Dataset records ▸
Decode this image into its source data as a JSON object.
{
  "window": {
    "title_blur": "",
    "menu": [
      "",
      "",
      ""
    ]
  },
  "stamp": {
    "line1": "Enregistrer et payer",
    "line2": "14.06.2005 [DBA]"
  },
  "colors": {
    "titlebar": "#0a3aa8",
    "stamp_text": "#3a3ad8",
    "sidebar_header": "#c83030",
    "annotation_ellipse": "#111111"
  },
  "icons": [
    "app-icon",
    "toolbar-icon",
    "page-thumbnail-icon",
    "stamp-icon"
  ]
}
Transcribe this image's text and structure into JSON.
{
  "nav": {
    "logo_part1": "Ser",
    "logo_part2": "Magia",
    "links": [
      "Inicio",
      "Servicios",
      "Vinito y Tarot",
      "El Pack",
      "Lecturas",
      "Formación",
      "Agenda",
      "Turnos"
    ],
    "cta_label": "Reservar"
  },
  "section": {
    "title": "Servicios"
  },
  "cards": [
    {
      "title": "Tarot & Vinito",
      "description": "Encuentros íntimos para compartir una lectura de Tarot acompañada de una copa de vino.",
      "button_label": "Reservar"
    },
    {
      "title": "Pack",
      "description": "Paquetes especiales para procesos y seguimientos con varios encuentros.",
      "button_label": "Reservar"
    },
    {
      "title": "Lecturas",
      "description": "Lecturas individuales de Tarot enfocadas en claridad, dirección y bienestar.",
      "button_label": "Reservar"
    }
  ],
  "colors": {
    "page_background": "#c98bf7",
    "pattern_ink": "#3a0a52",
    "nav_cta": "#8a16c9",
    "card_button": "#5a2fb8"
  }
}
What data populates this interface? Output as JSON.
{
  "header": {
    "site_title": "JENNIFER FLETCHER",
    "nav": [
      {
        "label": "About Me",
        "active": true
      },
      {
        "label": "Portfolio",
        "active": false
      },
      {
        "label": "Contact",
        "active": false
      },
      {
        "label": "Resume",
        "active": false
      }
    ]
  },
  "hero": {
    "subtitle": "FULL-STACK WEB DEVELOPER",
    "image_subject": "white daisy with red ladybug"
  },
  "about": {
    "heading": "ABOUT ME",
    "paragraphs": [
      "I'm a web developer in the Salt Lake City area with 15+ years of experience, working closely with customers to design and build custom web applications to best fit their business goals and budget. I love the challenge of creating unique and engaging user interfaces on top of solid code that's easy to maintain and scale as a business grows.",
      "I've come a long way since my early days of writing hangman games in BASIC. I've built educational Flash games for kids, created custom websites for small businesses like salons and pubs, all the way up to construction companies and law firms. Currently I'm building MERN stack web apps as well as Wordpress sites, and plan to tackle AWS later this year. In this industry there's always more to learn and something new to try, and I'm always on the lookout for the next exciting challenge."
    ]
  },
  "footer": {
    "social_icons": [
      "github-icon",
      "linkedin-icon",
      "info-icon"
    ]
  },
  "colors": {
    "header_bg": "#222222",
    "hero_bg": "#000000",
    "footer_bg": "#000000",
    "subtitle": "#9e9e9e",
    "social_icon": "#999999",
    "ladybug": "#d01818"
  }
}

The exercise ▸ Restate every entry word for word.

Correct output ▸
Decode this image into its source data as a JSON object.
{
  "window": {
    "title_blur": "",
    "menu": [
      "",
      "",
      ""
    ]
  },
  "stamp": {
    "line1": "Enregistrer et payer",
    "line2": "14.06.2005 [DBA]"
  },
  "colors": {
    "titlebar": "#0a3aa8",
    "stamp_text": "#3a3ad8",
    "sidebar_header": "#c83030",
    "annotation_ellipse": "#111111"
  },
  "icons": [
    "app-icon",
    "toolbar-icon",
    "page-thumbnail-icon",
    "stamp-icon"
  ]
}
Transcribe this image's text and structure into JSON.
{
  "nav": {
    "logo_part1": "Ser",
    "logo_part2": "Magia",
    "links": [
      "Inicio",
      "Servicios",
      "Vinito y Tarot",
      "El Pack",
      "Lecturas",
      "Formación",
      "Agenda",
      "Turnos"
    ],
    "cta_label": "Reservar"
  },
  "section": {
    "title": "Servicios"
  },
  "cards": [
    {
      "title": "Tarot & Vinito",
      "description": "Encuentros íntimos para compartir una lectura de Tarot acompañada de una copa de vino.",
      "button_label": "Reservar"
    },
    {
      "title": "Pack",
      "description": "Paquetes especiales para procesos y seguimientos con varios encuentros.",
      "button_label": "Reservar"
    },
    {
      "title": "Lecturas",
      "description": "Lecturas individuales de Tarot enfocadas en claridad, dirección y bienestar.",
      "button_label": "Reservar"
    }
  ],
  "colors": {
    "page_background": "#c98bf7",
    "pattern_ink": "#3a0a52",
    "nav_cta": "#8a16c9",
    "card_button": "#5a2fb8"
  }
}
What data populates this interface? Output as JSON.
{
  "header": {
    "site_title": "JENNIFER FLETCHER",
    "nav": [
      {
        "label": "About Me",
        "active": true
      },
      {
        "label": "Portfolio",
        "active": false
      },
      {
        "label": "Contact",
        "active": false
      },
      {
        "label": "Resume",
        "active": false
      }
    ]
  },
  "hero": {
    "subtitle": "FULL-STACK WEB DEVELOPER",
    "image_subject": "white daisy with red ladybug"
  },
  "about": {
    "heading": "ABOUT ME",
    "paragraphs": [
      "I'm a web developer in the Salt Lake City area with 15+ years of experience, working closely with customers to design and build custom web applications to best fit their business goals and budget. I love the challenge of creating unique and engaging user interfaces on top of solid code that's easy to maintain and scale as a business grows.",
      "I've come a long way since my early days of writing hangman games in BASIC. I've built educational Flash games for kids, created custom websites for small businesses like salons and pubs, all the way up to construction companies and law firms. Currently I'm building MERN stack web apps as well as Wordpress sites, and plan to tackle AWS later this year. In this industry there's always more to learn and something new to try, and I'm always on the lookout for the next exciting challenge."
    ]
  },
  "footer": {
    "social_icons": [
      "github-icon",
      "linkedin-icon",
      "info-icon"
    ]
  },
  "colors": {
    "header_bg": "#222222",
    "hero_bg": "#000000",
    "footer_bg": "#000000",
    "subtitle": "#9e9e9e",
    "social_icon": "#999999",
    "ladybug": "#d01818"
  }
}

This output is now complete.